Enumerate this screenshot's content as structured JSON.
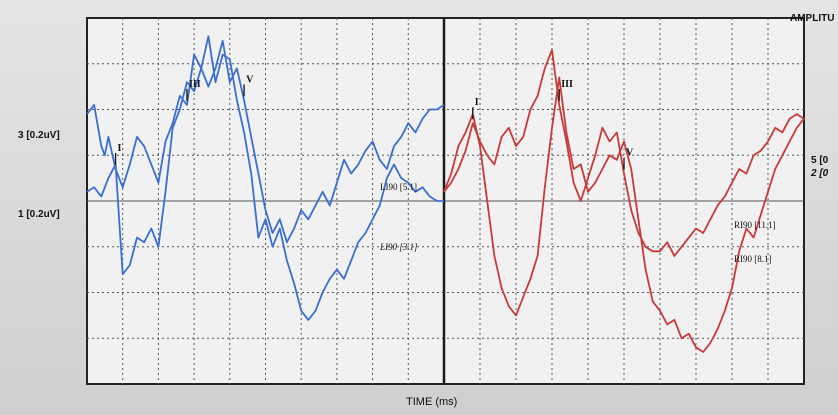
{
  "header": {
    "amplitude_label": "AMPLITU"
  },
  "footer": {
    "xlabel": "TIME (ms)"
  },
  "left_axis": {
    "scale_top": "3 [0.2uV]",
    "scale_bottom": "1 [0.2uV]"
  },
  "right_axis": {
    "scale_top": "5 [0",
    "scale_bottom": "2 [0"
  },
  "colors": {
    "left_trace": "#3a6fd0",
    "right_trace": "#c83a3a",
    "grid": "#555555",
    "frame": "#222222"
  },
  "chart_data": [
    {
      "type": "line",
      "panel": "left",
      "xlabel": "TIME (ms)",
      "xlim": [
        0,
        10
      ],
      "ylim": [
        0,
        8
      ],
      "grid": true,
      "series": [
        {
          "name": "LI90 [5.1]",
          "peak_labels": [
            {
              "text": "I",
              "x": 0.8
            },
            {
              "text": "III",
              "x": 2.9
            },
            {
              "text": "V",
              "x": 4.4
            }
          ],
          "x": [
            0,
            0.2,
            0.4,
            0.5,
            0.6,
            0.8,
            1.0,
            1.2,
            1.4,
            1.6,
            1.8,
            2.0,
            2.2,
            2.4,
            2.6,
            2.8,
            3.0,
            3.2,
            3.4,
            3.6,
            3.8,
            4.0,
            4.2,
            4.4,
            4.6,
            4.8,
            5.0,
            5.2,
            5.4,
            5.6,
            5.8,
            6.0,
            6.2,
            6.4,
            6.6,
            6.8,
            7.0,
            7.2,
            7.4,
            7.6,
            7.8,
            8.0,
            8.2,
            8.4,
            8.6,
            8.8,
            9.0,
            9.2,
            9.4,
            9.6,
            9.8,
            10.0
          ],
          "y": [
            5.9,
            6.1,
            5.2,
            5.0,
            5.4,
            4.7,
            4.3,
            4.8,
            5.4,
            5.2,
            4.8,
            4.4,
            5.3,
            5.7,
            6.3,
            6.1,
            7.2,
            6.9,
            6.5,
            6.9,
            7.5,
            6.6,
            6.9,
            6.2,
            5.4,
            4.6,
            3.8,
            3.3,
            3.6,
            3.1,
            3.4,
            3.8,
            3.6,
            3.9,
            4.2,
            3.9,
            4.4,
            4.9,
            4.6,
            4.8,
            5.1,
            5.3,
            4.9,
            4.7,
            5.2,
            5.4,
            5.7,
            5.5,
            5.8,
            6.0,
            6.0,
            6.1
          ]
        },
        {
          "name": "LI90 [3.1]",
          "x": [
            0,
            0.2,
            0.4,
            0.6,
            0.8,
            1.0,
            1.2,
            1.4,
            1.6,
            1.8,
            2.0,
            2.2,
            2.4,
            2.6,
            2.8,
            3.0,
            3.2,
            3.4,
            3.6,
            3.8,
            4.0,
            4.2,
            4.4,
            4.6,
            4.8,
            5.0,
            5.2,
            5.4,
            5.6,
            5.8,
            6.0,
            6.2,
            6.4,
            6.6,
            6.8,
            7.0,
            7.2,
            7.4,
            7.6,
            7.8,
            8.0,
            8.2,
            8.4,
            8.6,
            8.8,
            9.0,
            9.2,
            9.4,
            9.6,
            9.8,
            10.0
          ],
          "y": [
            4.2,
            4.3,
            4.1,
            4.5,
            4.8,
            2.4,
            2.6,
            3.2,
            3.1,
            3.4,
            3.0,
            4.2,
            5.6,
            6.0,
            6.6,
            6.4,
            6.9,
            7.6,
            6.6,
            7.2,
            7.1,
            6.2,
            5.5,
            4.6,
            3.2,
            3.6,
            3.0,
            3.4,
            2.7,
            2.2,
            1.6,
            1.4,
            1.6,
            2.0,
            2.3,
            2.5,
            2.3,
            2.7,
            3.1,
            3.3,
            3.6,
            3.9,
            4.5,
            4.8,
            4.5,
            4.4,
            4.2,
            4.3,
            4.1,
            4.0,
            4.0
          ]
        }
      ]
    },
    {
      "type": "line",
      "panel": "right",
      "xlabel": "TIME (ms)",
      "xlim": [
        0,
        10
      ],
      "ylim": [
        0,
        8
      ],
      "grid": true,
      "series": [
        {
          "name": "RI90 [11.1]",
          "peak_labels": [
            {
              "text": "I",
              "x": 0.8
            },
            {
              "text": "III",
              "x": 3.3
            },
            {
              "text": "V",
              "x": 4.9
            }
          ],
          "x": [
            0,
            0.2,
            0.4,
            0.6,
            0.8,
            1.0,
            1.2,
            1.4,
            1.6,
            1.8,
            2.0,
            2.2,
            2.4,
            2.6,
            2.8,
            3.0,
            3.2,
            3.4,
            3.6,
            3.8,
            4.0,
            4.2,
            4.4,
            4.6,
            4.8,
            5.0,
            5.2,
            5.4,
            5.6,
            5.8,
            6.0,
            6.2,
            6.4,
            6.6,
            6.8,
            7.0,
            7.2,
            7.4,
            7.6,
            7.8,
            8.0,
            8.2,
            8.4,
            8.6,
            8.8,
            9.0,
            9.2,
            9.4,
            9.6,
            9.8,
            10.0
          ],
          "y": [
            4.2,
            4.4,
            4.7,
            5.1,
            5.7,
            5.3,
            5.0,
            4.8,
            5.4,
            5.6,
            5.2,
            5.4,
            6.0,
            6.3,
            6.9,
            7.3,
            6.1,
            5.3,
            4.4,
            4.0,
            4.5,
            5.0,
            5.6,
            5.3,
            5.5,
            4.6,
            3.8,
            3.3,
            3.0,
            2.9,
            2.9,
            3.1,
            2.8,
            3.0,
            3.2,
            3.4,
            3.3,
            3.6,
            3.9,
            4.1,
            4.4,
            4.7,
            4.6,
            5.0,
            5.1,
            5.3,
            5.6,
            5.5,
            5.8,
            5.9,
            5.8
          ]
        },
        {
          "name": "RI90 [8.1]",
          "x": [
            0,
            0.2,
            0.4,
            0.6,
            0.8,
            1.0,
            1.2,
            1.4,
            1.6,
            1.8,
            2.0,
            2.2,
            2.4,
            2.6,
            2.8,
            3.0,
            3.2,
            3.4,
            3.6,
            3.8,
            4.0,
            4.2,
            4.4,
            4.6,
            4.8,
            5.0,
            5.2,
            5.4,
            5.6,
            5.8,
            6.0,
            6.2,
            6.4,
            6.6,
            6.8,
            7.0,
            7.2,
            7.4,
            7.6,
            7.8,
            8.0,
            8.2,
            8.4,
            8.6,
            8.8,
            9.0,
            9.2,
            9.4,
            9.6,
            9.8,
            10.0
          ],
          "y": [
            4.2,
            4.6,
            5.2,
            5.5,
            5.9,
            5.2,
            4.0,
            2.8,
            2.1,
            1.7,
            1.5,
            1.9,
            2.3,
            2.8,
            4.3,
            5.6,
            6.7,
            5.5,
            4.7,
            4.8,
            4.2,
            4.4,
            4.7,
            5.0,
            4.9,
            5.3,
            4.7,
            3.6,
            2.5,
            1.8,
            1.6,
            1.3,
            1.4,
            1.0,
            1.1,
            0.8,
            0.7,
            0.9,
            1.2,
            1.6,
            2.1,
            2.9,
            3.4,
            3.2,
            3.7,
            4.2,
            4.7,
            5.0,
            5.3,
            5.6,
            5.8
          ]
        }
      ]
    }
  ]
}
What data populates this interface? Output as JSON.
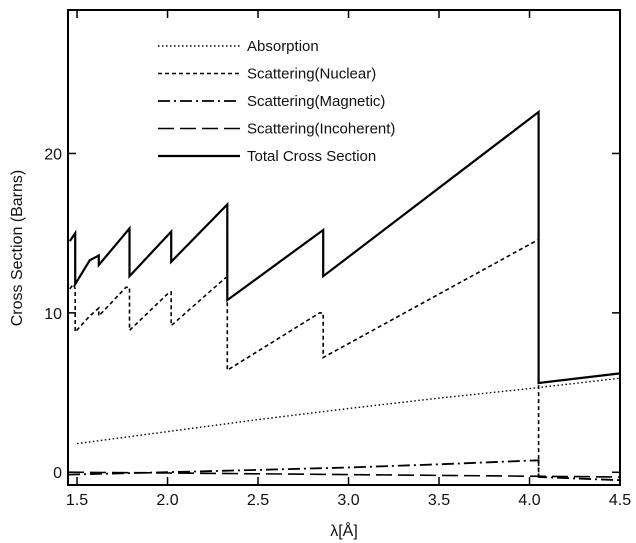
{
  "chart_data": {
    "type": "line",
    "title": "",
    "xlabel": "λ[Å]",
    "ylabel": "Cross Section (Barns)",
    "xlim": [
      1.45,
      4.5
    ],
    "ylim": [
      -0.8,
      29
    ],
    "x_ticks": [
      1.5,
      2.0,
      2.5,
      3.0,
      3.5,
      4.0,
      4.5
    ],
    "y_ticks": [
      0,
      10,
      20
    ],
    "grid": false,
    "legend": {
      "position": "top-center"
    },
    "series": [
      {
        "name": "Absorption",
        "style": "dotted",
        "x": [
          1.5,
          2.0,
          2.5,
          3.0,
          3.5,
          4.0,
          4.5
        ],
        "y": [
          1.8,
          2.55,
          3.3,
          4.0,
          4.65,
          5.25,
          5.9
        ]
      },
      {
        "name": "Scattering(Nuclear)",
        "style": "dashed",
        "x": [
          1.46,
          1.48,
          1.49,
          1.49,
          1.57,
          1.62,
          1.62,
          1.77,
          1.79,
          1.79,
          2.01,
          2.02,
          2.02,
          2.32,
          2.33,
          2.33,
          2.84,
          2.86,
          2.86,
          4.05,
          4.05
        ],
        "y": [
          11.5,
          11.8,
          11.5,
          8.8,
          9.8,
          10.3,
          9.8,
          11.6,
          11.6,
          8.9,
          11.3,
          11.3,
          9.2,
          12.2,
          12.2,
          6.4,
          10.0,
          10.0,
          7.2,
          14.6,
          0.0
        ]
      },
      {
        "name": "Scattering(Magnetic)",
        "style": "dash-dot",
        "x": [
          1.45,
          2.0,
          2.5,
          3.0,
          3.5,
          4.05,
          4.05,
          4.5
        ],
        "y": [
          -0.15,
          0.0,
          0.15,
          0.3,
          0.5,
          0.75,
          -0.3,
          -0.5
        ]
      },
      {
        "name": "Scattering(Incoherent)",
        "style": "long-dash",
        "x": [
          1.45,
          2.0,
          2.5,
          3.0,
          3.5,
          4.0,
          4.5
        ],
        "y": [
          0.0,
          -0.05,
          -0.1,
          -0.15,
          -0.2,
          -0.25,
          -0.3
        ]
      },
      {
        "name": "Total Cross Section",
        "style": "solid",
        "x": [
          1.46,
          1.49,
          1.49,
          1.49,
          1.57,
          1.62,
          1.62,
          1.79,
          1.79,
          2.02,
          2.02,
          2.33,
          2.33,
          2.86,
          2.86,
          4.05,
          4.05,
          4.5
        ],
        "y": [
          14.5,
          15.0,
          11.8,
          11.8,
          13.3,
          13.6,
          13.0,
          15.3,
          12.3,
          15.1,
          13.2,
          16.8,
          10.8,
          15.2,
          12.3,
          22.6,
          5.6,
          6.2
        ]
      }
    ]
  }
}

-------

§ **Objective**: Identify every line above that includes the word "style", and show those lines.

§ **Exercise output**:
        "style": "dotted",
        "style": "dashed",
        "style": "dash-dot",
        "style": "long-dash",
        "style": "solid",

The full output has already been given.